BEGIN Listed records
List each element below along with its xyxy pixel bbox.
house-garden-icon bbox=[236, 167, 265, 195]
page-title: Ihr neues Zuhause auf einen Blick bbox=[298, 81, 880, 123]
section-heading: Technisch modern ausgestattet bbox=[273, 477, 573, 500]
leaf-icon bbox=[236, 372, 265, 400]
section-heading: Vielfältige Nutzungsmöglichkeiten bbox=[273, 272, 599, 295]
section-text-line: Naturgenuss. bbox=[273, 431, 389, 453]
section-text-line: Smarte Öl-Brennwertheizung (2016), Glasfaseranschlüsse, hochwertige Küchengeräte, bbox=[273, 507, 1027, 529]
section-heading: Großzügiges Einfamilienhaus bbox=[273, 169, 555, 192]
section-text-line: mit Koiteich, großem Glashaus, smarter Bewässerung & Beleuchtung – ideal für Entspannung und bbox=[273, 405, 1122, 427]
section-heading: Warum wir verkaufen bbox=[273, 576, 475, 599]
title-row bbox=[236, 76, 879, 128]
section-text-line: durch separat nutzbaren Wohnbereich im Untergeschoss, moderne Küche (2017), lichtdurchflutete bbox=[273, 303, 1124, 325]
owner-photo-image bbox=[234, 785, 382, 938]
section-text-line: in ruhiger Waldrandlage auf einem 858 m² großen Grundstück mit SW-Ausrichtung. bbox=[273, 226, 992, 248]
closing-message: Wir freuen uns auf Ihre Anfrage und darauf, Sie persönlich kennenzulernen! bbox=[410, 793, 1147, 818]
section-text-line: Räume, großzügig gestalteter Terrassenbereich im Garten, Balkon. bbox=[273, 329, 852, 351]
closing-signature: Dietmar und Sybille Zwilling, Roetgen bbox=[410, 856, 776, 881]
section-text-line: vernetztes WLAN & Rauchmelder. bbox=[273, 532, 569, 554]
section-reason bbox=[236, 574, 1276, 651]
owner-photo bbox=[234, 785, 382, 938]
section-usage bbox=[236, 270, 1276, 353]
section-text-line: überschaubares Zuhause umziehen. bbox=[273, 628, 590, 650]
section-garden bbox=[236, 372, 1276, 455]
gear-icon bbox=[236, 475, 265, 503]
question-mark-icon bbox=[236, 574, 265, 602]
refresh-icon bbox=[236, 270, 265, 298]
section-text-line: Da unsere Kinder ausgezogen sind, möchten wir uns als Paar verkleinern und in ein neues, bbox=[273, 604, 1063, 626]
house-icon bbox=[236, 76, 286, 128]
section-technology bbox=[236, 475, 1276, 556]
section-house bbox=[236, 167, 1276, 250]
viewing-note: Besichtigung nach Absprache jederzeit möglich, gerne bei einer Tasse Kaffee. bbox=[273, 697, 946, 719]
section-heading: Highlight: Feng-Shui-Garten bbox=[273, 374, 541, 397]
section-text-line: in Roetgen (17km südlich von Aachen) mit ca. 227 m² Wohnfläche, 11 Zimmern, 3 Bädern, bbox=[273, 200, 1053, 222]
END Listed records
[What the task requires] Can you transcribe the material character for character, from its first line up to and including the line with "section-text-line: Smarte Öl-Brennwertheizung"?

[Solution to the exercise]
List each element below along with its xyxy pixel bbox.
house-garden-icon bbox=[236, 167, 265, 195]
page-title: Ihr neues Zuhause auf einen Blick bbox=[298, 81, 880, 123]
section-heading: Technisch modern ausgestattet bbox=[273, 477, 573, 500]
leaf-icon bbox=[236, 372, 265, 400]
section-heading: Vielfältige Nutzungsmöglichkeiten bbox=[273, 272, 599, 295]
section-text-line: Naturgenuss. bbox=[273, 431, 389, 453]
section-text-line: Smarte Öl-Brennwertheizung (2016), Glasfaseranschlüsse, hochwertige Küchengeräte, bbox=[273, 507, 1027, 529]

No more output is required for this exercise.